= Listed records =

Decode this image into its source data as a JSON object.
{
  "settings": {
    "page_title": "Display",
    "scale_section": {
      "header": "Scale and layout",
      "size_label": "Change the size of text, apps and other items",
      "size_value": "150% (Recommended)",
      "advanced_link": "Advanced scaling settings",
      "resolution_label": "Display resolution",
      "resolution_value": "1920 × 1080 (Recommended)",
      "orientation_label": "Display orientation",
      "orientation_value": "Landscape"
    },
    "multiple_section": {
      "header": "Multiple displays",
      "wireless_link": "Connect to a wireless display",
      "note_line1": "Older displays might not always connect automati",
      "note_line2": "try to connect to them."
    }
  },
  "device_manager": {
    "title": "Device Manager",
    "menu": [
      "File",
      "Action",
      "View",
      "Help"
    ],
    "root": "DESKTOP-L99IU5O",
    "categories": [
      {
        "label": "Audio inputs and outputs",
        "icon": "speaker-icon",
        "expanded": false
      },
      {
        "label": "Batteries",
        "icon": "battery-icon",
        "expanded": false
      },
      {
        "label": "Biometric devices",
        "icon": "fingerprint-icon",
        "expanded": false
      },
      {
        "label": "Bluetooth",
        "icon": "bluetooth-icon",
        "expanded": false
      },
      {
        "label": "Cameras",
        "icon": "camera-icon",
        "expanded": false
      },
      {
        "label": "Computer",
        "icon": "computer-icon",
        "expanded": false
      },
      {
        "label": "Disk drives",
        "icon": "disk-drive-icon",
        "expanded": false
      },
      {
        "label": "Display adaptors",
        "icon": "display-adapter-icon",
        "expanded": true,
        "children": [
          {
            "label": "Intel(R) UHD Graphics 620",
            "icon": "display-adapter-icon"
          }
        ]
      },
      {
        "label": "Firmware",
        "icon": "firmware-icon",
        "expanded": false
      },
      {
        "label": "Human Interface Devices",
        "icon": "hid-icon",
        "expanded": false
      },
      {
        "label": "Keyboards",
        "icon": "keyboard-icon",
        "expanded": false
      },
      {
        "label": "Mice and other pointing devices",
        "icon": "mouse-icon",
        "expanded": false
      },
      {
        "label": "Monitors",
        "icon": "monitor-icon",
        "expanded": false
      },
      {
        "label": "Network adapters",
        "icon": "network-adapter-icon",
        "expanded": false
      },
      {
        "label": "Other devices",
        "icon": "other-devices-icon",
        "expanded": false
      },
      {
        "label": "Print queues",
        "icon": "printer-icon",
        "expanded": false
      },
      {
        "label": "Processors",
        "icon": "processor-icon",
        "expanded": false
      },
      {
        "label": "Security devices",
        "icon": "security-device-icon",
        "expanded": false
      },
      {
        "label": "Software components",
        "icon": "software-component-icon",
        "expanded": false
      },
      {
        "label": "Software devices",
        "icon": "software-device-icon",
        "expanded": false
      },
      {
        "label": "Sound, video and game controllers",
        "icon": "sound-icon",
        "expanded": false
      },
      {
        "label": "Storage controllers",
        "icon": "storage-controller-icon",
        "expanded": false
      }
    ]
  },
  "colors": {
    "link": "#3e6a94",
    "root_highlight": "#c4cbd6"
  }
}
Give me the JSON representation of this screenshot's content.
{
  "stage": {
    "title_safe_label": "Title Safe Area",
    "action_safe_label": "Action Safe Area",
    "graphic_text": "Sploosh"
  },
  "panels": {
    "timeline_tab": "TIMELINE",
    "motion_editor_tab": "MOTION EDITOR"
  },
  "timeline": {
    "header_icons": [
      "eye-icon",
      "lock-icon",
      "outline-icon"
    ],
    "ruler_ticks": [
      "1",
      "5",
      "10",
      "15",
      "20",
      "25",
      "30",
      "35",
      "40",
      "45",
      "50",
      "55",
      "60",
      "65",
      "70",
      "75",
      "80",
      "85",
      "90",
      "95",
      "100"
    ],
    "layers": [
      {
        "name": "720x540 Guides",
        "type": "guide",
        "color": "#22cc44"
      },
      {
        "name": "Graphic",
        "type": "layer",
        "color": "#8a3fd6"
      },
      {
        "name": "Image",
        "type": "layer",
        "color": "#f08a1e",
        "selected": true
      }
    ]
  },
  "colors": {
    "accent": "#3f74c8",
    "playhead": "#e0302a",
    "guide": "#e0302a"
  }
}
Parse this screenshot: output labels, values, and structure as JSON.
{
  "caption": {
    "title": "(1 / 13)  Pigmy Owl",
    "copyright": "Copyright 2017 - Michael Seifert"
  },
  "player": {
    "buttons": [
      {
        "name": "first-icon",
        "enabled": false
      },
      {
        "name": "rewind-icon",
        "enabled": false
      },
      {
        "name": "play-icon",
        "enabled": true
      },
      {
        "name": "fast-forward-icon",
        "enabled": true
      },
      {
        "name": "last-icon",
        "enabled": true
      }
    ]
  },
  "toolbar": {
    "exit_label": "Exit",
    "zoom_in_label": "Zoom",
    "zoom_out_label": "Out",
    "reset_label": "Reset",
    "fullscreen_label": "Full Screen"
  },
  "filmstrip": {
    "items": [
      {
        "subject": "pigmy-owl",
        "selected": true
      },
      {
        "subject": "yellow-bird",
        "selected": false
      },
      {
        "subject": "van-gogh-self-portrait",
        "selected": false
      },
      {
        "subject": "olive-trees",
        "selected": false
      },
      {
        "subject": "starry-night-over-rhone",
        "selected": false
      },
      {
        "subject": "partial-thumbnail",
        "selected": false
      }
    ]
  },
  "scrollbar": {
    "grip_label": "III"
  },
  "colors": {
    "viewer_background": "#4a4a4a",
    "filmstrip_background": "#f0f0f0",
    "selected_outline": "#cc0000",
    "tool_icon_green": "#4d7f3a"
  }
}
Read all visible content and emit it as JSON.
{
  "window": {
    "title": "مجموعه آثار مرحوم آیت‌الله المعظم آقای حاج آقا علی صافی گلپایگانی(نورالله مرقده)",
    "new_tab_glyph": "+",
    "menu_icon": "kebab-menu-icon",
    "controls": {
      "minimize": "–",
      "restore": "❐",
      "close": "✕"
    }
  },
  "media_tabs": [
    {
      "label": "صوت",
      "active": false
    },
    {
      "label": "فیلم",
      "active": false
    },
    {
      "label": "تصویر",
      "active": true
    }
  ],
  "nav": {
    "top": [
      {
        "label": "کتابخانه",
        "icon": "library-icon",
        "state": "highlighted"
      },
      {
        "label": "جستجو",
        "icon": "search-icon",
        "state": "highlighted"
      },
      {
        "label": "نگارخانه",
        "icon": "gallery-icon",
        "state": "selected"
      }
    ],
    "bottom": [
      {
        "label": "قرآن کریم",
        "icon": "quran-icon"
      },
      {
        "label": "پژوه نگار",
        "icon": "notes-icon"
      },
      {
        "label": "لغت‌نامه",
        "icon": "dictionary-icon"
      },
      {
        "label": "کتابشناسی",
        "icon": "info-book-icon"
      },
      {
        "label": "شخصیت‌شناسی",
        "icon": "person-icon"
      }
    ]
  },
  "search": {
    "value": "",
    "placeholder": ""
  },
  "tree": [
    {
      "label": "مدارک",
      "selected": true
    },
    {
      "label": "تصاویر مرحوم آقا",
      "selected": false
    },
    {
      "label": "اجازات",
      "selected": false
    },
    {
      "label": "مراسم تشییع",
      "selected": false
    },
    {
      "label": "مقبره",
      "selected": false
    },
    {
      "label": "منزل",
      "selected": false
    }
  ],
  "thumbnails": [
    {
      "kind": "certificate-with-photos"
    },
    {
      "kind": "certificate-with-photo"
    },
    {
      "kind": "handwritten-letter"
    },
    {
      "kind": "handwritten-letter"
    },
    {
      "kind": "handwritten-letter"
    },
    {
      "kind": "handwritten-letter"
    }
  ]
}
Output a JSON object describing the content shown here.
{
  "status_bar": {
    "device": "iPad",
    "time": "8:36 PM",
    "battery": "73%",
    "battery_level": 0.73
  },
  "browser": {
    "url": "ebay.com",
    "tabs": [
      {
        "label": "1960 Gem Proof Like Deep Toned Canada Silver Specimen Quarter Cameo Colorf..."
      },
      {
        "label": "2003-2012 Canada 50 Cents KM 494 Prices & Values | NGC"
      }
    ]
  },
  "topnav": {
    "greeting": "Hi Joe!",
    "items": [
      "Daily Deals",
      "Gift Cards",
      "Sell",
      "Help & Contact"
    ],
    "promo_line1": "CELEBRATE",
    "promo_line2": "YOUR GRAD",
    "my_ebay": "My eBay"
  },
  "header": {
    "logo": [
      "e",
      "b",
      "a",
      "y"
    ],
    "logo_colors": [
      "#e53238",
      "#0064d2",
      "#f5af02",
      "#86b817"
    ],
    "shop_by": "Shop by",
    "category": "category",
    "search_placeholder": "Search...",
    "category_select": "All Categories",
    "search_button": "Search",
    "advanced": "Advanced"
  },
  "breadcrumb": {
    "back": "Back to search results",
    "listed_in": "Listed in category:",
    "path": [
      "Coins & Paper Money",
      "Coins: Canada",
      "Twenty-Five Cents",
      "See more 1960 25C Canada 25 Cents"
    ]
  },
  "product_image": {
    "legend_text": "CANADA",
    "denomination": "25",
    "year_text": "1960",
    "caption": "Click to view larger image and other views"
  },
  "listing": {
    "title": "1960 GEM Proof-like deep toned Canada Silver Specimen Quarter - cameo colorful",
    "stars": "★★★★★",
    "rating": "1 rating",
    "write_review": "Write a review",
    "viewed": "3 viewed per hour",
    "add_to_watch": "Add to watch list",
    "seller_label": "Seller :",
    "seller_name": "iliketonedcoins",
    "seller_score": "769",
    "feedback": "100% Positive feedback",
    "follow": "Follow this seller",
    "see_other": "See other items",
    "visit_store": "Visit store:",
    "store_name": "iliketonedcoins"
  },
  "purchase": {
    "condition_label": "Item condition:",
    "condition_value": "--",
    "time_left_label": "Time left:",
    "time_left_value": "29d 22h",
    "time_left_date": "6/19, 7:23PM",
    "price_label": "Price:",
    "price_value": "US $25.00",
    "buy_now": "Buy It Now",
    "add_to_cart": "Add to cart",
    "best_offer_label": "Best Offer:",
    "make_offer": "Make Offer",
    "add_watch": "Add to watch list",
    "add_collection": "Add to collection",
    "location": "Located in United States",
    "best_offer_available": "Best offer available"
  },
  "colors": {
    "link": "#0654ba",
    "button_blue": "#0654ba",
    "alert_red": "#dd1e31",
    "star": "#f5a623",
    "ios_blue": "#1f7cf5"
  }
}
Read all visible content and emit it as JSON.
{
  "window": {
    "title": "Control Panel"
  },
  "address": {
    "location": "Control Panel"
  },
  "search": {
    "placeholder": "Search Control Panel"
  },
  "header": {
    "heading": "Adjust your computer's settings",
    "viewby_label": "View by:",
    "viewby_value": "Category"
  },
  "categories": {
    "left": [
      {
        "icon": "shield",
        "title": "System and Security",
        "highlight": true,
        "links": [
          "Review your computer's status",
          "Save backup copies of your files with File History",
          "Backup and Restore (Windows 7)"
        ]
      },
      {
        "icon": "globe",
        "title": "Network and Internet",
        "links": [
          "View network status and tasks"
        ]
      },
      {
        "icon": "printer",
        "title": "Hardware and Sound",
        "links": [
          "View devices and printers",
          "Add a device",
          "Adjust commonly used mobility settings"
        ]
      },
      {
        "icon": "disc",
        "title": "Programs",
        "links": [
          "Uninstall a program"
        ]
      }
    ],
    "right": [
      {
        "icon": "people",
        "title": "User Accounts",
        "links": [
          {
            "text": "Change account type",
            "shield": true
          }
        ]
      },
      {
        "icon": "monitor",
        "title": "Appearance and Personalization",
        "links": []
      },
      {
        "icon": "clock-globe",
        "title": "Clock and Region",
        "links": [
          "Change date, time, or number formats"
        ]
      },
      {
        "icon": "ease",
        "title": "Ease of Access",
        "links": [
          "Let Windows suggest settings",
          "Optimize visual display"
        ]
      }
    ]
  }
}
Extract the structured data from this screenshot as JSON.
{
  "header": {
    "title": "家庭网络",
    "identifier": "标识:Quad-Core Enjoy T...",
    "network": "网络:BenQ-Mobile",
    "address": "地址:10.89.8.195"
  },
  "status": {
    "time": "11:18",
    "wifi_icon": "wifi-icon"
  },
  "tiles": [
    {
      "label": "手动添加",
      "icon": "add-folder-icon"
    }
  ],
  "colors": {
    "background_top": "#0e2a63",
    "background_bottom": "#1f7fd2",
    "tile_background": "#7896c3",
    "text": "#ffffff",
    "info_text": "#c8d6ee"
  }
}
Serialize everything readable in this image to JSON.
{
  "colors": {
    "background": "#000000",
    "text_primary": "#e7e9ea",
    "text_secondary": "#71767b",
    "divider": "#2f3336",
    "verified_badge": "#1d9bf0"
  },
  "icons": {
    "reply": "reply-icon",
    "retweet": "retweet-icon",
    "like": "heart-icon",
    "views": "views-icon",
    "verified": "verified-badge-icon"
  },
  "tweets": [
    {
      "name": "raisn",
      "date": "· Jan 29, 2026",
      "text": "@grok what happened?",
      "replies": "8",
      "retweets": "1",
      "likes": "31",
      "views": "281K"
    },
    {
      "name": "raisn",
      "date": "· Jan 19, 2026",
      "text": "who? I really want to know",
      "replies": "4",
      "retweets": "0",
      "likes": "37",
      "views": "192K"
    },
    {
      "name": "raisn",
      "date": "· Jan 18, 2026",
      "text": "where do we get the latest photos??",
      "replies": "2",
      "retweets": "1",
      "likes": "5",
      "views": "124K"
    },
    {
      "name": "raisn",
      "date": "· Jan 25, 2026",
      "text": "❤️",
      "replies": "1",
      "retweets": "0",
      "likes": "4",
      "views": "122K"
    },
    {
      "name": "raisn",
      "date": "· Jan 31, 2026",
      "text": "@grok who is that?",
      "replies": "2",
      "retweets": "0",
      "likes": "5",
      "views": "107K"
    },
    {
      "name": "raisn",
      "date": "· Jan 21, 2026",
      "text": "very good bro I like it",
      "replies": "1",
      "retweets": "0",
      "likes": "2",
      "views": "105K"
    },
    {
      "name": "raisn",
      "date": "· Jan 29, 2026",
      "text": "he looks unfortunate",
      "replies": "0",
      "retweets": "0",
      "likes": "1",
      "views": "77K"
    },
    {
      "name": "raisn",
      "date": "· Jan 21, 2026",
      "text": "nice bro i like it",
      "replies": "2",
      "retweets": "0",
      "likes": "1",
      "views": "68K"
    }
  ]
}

= What you are asked to do =
Using the listing above, locate the lines that hold "location" and copy each one.

= Output for this task =
    "location": "Located in United States",
    "location": "Control Panel"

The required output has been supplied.